- [Task statement]: State how many lines in the records hold the word "CASH", giving the number and no other text.

• • • • • • •

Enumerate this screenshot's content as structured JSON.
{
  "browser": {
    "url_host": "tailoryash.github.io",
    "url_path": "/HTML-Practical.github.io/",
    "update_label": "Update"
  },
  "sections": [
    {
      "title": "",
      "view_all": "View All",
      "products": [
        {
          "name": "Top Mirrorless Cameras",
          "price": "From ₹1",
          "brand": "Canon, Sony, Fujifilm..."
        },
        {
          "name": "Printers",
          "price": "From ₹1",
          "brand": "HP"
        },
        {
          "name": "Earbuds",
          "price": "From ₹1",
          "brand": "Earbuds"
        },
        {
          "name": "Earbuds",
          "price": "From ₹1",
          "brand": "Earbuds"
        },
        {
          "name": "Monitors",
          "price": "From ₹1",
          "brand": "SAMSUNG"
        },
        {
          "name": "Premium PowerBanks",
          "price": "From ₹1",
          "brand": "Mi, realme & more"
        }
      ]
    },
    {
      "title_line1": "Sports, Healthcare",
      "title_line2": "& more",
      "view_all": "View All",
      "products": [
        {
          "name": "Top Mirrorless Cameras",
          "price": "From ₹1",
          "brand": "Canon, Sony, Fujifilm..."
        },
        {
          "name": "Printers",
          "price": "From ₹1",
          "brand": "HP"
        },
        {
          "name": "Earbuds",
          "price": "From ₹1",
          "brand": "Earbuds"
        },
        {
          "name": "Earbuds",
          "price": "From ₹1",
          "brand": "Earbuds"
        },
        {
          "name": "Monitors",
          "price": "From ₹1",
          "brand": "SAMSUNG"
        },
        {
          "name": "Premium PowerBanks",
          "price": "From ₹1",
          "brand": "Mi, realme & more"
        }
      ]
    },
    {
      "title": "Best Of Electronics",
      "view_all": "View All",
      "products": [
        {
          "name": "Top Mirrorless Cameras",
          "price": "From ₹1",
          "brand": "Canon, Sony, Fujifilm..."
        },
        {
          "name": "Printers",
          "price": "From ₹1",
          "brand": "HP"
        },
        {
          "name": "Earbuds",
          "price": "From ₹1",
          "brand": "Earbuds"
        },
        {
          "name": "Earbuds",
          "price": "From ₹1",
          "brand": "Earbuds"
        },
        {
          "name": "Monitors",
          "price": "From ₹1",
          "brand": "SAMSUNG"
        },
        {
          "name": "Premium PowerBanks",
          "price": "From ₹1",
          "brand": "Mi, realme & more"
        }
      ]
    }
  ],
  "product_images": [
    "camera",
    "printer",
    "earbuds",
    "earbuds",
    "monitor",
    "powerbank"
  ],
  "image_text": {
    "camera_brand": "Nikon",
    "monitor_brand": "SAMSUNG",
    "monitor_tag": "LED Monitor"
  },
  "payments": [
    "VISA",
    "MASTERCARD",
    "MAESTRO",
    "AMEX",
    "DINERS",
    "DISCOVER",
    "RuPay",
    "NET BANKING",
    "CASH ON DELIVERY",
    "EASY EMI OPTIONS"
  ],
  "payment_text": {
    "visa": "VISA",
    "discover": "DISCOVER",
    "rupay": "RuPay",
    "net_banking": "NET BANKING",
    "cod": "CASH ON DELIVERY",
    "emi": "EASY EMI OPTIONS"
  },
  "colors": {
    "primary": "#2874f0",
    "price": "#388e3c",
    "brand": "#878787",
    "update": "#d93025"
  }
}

• • • • • • •

- [Task solution]: 2